What to work on:
Copy each line that contains the word "הלידה".

Stored rows:
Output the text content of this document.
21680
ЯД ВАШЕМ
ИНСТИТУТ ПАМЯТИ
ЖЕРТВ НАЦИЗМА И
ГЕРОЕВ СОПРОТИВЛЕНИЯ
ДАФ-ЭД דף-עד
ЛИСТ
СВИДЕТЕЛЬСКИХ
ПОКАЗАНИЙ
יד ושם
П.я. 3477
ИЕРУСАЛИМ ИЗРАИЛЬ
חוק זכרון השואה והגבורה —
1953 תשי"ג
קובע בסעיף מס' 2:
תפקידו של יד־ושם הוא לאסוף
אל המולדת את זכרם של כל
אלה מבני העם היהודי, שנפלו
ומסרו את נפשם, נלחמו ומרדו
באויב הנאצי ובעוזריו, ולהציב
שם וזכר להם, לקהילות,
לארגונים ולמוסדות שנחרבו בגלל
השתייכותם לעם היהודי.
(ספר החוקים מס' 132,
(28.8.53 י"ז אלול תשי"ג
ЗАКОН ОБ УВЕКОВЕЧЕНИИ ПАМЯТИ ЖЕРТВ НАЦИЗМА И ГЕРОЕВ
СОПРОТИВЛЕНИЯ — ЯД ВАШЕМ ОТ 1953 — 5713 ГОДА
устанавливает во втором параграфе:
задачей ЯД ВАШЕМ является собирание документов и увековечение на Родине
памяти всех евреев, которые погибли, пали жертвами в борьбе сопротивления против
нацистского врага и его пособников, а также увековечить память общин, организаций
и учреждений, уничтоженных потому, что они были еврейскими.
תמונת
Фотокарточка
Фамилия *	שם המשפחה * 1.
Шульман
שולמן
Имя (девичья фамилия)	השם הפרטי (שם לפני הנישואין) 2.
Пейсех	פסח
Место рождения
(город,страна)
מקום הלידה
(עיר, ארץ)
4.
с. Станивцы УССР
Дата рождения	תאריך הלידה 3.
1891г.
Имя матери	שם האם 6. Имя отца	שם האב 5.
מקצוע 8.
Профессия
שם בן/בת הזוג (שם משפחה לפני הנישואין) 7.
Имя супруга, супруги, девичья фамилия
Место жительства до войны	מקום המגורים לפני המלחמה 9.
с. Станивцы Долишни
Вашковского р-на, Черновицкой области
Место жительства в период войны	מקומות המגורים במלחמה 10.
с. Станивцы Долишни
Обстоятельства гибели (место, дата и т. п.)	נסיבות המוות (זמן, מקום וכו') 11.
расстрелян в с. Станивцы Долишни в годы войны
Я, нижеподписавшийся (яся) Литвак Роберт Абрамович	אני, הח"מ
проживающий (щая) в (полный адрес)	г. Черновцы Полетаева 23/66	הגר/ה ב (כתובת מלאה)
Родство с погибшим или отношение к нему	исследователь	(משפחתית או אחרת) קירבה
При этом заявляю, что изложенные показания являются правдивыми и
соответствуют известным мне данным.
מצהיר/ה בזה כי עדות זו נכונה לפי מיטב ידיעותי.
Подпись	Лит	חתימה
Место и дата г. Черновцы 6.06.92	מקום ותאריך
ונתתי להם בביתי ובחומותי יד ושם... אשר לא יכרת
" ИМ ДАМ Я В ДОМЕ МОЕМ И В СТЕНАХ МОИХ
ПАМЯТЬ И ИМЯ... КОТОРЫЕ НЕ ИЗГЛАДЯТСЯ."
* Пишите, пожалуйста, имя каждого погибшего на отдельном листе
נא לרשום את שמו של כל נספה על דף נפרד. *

Full solution:
מקום הלידה
Дата рождения	תאריך הלידה 3.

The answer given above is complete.